§ **BRIEF**: Reproduce all records verbatim.

§ **DATASET EXCERPTS**:
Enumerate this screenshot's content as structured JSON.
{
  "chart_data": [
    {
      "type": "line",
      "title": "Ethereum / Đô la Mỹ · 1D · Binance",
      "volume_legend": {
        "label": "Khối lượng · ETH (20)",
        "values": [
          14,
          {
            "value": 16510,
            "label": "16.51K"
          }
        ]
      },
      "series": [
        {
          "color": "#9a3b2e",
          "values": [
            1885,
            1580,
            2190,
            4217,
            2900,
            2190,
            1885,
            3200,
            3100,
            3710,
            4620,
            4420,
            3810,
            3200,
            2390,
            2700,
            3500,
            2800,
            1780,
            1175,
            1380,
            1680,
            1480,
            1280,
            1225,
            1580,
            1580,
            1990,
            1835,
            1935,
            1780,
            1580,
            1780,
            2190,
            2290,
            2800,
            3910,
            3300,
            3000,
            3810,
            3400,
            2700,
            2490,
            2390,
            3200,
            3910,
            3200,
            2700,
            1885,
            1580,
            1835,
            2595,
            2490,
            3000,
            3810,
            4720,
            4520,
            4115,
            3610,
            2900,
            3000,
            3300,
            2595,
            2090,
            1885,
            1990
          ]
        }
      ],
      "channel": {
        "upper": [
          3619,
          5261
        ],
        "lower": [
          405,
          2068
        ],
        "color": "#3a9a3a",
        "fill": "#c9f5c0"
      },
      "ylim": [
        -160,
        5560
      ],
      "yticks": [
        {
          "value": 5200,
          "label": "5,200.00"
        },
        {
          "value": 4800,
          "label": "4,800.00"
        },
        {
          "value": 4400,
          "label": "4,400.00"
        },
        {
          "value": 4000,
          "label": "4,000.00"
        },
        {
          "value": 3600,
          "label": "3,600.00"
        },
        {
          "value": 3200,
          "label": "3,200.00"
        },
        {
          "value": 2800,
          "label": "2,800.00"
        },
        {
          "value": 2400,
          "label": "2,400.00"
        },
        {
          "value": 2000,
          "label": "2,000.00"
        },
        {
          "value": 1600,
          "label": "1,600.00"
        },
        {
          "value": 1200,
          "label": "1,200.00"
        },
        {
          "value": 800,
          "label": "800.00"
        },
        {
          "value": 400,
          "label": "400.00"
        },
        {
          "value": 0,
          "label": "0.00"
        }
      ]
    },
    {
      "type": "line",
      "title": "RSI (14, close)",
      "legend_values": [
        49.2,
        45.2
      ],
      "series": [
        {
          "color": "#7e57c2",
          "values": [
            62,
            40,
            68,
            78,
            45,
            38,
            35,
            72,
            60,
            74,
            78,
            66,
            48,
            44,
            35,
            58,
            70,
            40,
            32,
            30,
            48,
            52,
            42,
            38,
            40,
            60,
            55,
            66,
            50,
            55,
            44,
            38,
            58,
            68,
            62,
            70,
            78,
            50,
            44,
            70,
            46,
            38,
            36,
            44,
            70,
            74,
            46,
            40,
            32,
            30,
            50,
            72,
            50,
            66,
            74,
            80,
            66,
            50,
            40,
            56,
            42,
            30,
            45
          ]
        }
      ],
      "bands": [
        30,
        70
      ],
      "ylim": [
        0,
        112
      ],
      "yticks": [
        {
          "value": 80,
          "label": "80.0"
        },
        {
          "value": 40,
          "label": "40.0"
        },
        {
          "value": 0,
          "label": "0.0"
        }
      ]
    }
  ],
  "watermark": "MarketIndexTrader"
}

§ **TASK OUTPUT**:
Enumerate this screenshot's content as structured JSON.
{
  "chart_data": [
    {
      "type": "line",
      "title": "Ethereum / Đô la Mỹ · 1D · Binance",
      "volume_legend": {
        "label": "Khối lượng · ETH (20)",
        "values": [
          14,
          {
            "value": 16510,
            "label": "16.51K"
          }
        ]
      },
      "series": [
        {
          "color": "#9a3b2e",
          "values": [
            1885,
            1580,
            2190,
            4217,
            2900,
            2190,
            1885,
            3200,
            3100,
            3710,
            4620,
            4420,
            3810,
            3200,
            2390,
            2700,
            3500,
            2800,
            1780,
            1175,
            1380,
            1680,
            1480,
            1280,
            1225,
            1580,
            1580,
            1990,
            1835,
            1935,
            1780,
            1580,
            1780,
            2190,
            2290,
            2800,
            3910,
            3300,
            3000,
            3810,
            3400,
            2700,
            2490,
            2390,
            3200,
            3910,
            3200,
            2700,
            1885,
            1580,
            1835,
            2595,
            2490,
            3000,
            3810,
            4720,
            4520,
            4115,
            3610,
            2900,
            3000,
            3300,
            2595,
            2090,
            1885,
            1990
          ]
        }
      ],
      "channel": {
        "upper": [
          3619,
          5261
        ],
        "lower": [
          405,
          2068
        ],
        "color": "#3a9a3a",
        "fill": "#c9f5c0"
      },
      "ylim": [
        -160,
        5560
      ],
      "yticks": [
        {
          "value": 5200,
          "label": "5,200.00"
        },
        {
          "value": 4800,
          "label": "4,800.00"
        },
        {
          "value": 4400,
          "label": "4,400.00"
        },
        {
          "value": 4000,
          "label": "4,000.00"
        },
        {
          "value": 3600,
          "label": "3,600.00"
        },
        {
          "value": 3200,
          "label": "3,200.00"
        },
        {
          "value": 2800,
          "label": "2,800.00"
        },
        {
          "value": 2400,
          "label": "2,400.00"
        },
        {
          "value": 2000,
          "label": "2,000.00"
        },
        {
          "value": 1600,
          "label": "1,600.00"
        },
        {
          "value": 1200,
          "label": "1,200.00"
        },
        {
          "value": 800,
          "label": "800.00"
        },
        {
          "value": 400,
          "label": "400.00"
        },
        {
          "value": 0,
          "label": "0.00"
        }
      ]
    },
    {
      "type": "line",
      "title": "RSI (14, close)",
      "legend_values": [
        49.2,
        45.2
      ],
      "series": [
        {
          "color": "#7e57c2",
          "values": [
            62,
            40,
            68,
            78,
            45,
            38,
            35,
            72,
            60,
            74,
            78,
            66,
            48,
            44,
            35,
            58,
            70,
            40,
            32,
            30,
            48,
            52,
            42,
            38,
            40,
            60,
            55,
            66,
            50,
            55,
            44,
            38,
            58,
            68,
            62,
            70,
            78,
            50,
            44,
            70,
            46,
            38,
            36,
            44,
            70,
            74,
            46,
            40,
            32,
            30,
            50,
            72,
            50,
            66,
            74,
            80,
            66,
            50,
            40,
            56,
            42,
            30,
            45
          ]
        }
      ],
      "bands": [
        30,
        70
      ],
      "ylim": [
        0,
        112
      ],
      "yticks": [
        {
          "value": 80,
          "label": "80.0"
        },
        {
          "value": 40,
          "label": "40.0"
        },
        {
          "value": 0,
          "label": "0.0"
        }
      ]
    }
  ],
  "watermark": "MarketIndexTrader"
}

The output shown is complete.